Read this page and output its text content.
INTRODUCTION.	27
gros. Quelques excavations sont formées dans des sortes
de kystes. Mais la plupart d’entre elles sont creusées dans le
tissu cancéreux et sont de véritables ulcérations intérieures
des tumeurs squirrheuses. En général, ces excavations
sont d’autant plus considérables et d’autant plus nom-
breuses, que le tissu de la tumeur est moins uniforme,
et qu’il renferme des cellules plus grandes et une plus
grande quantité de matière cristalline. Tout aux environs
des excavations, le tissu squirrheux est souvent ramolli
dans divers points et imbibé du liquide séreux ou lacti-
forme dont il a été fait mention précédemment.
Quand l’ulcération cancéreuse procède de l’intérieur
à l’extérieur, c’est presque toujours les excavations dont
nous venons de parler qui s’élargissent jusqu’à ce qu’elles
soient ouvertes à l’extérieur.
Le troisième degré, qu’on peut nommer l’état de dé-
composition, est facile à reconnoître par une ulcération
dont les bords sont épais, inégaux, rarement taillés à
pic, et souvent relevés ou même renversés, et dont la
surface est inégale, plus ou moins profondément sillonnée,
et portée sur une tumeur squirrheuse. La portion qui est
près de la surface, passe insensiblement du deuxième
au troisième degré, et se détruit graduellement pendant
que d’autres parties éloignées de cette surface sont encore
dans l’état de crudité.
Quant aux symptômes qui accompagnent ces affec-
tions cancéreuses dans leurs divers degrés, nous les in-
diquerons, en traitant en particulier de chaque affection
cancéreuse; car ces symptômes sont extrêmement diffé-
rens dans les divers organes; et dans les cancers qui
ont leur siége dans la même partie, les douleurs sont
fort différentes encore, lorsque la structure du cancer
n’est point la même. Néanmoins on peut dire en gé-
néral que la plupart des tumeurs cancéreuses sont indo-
---
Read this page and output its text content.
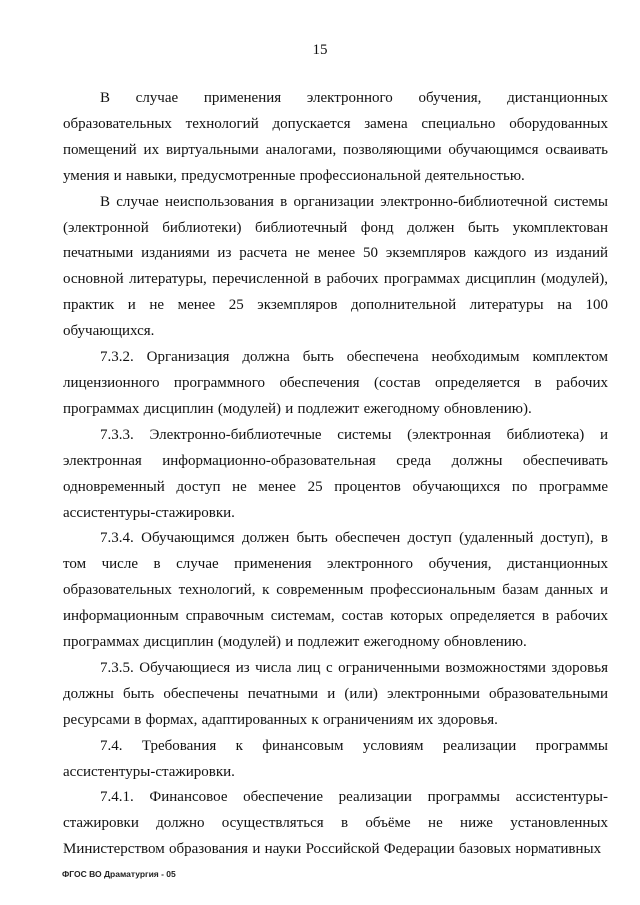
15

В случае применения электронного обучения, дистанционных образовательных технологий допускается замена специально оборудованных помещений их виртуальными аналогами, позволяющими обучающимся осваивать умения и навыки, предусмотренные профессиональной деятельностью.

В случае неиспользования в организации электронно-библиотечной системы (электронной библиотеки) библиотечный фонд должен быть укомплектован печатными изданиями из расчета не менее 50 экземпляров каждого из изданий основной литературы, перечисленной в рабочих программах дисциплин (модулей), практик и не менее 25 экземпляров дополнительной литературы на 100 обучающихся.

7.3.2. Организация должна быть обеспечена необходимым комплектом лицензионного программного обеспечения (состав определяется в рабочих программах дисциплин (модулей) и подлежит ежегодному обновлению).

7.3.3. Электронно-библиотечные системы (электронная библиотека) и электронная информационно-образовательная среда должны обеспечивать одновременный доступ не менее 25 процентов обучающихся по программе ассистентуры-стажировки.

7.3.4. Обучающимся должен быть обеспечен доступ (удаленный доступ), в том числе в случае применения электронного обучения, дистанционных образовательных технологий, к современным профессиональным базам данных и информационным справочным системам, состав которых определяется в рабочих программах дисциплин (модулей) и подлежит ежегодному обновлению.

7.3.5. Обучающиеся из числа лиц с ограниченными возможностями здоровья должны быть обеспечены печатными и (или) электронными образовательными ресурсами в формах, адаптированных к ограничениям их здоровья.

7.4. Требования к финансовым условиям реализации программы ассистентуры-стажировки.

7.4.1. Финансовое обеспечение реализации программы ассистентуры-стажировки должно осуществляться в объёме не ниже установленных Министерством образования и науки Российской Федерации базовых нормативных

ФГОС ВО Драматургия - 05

● **The problem**
Search the data above for the string "применения" and return every line that has it.

● **Answer below**
В случае применения электронного обучения, дистанционных образовательных технологий допускается замена специально оборудованных помещений их виртуальными аналогами, позволяющими обучающимся осваивать умения и навыки, предусмотренные профессиональной деятельностью.
7.3.4. Обучающимся должен быть обеспечен доступ (удаленный доступ), в том числе в случае применения электронного обучения, дистанционных образовательных технологий, к современным профессиональным базам данных и информационным справочным системам, состав которых определяется в рабочих программах дисциплин (модулей) и подлежит ежегодному обновлению.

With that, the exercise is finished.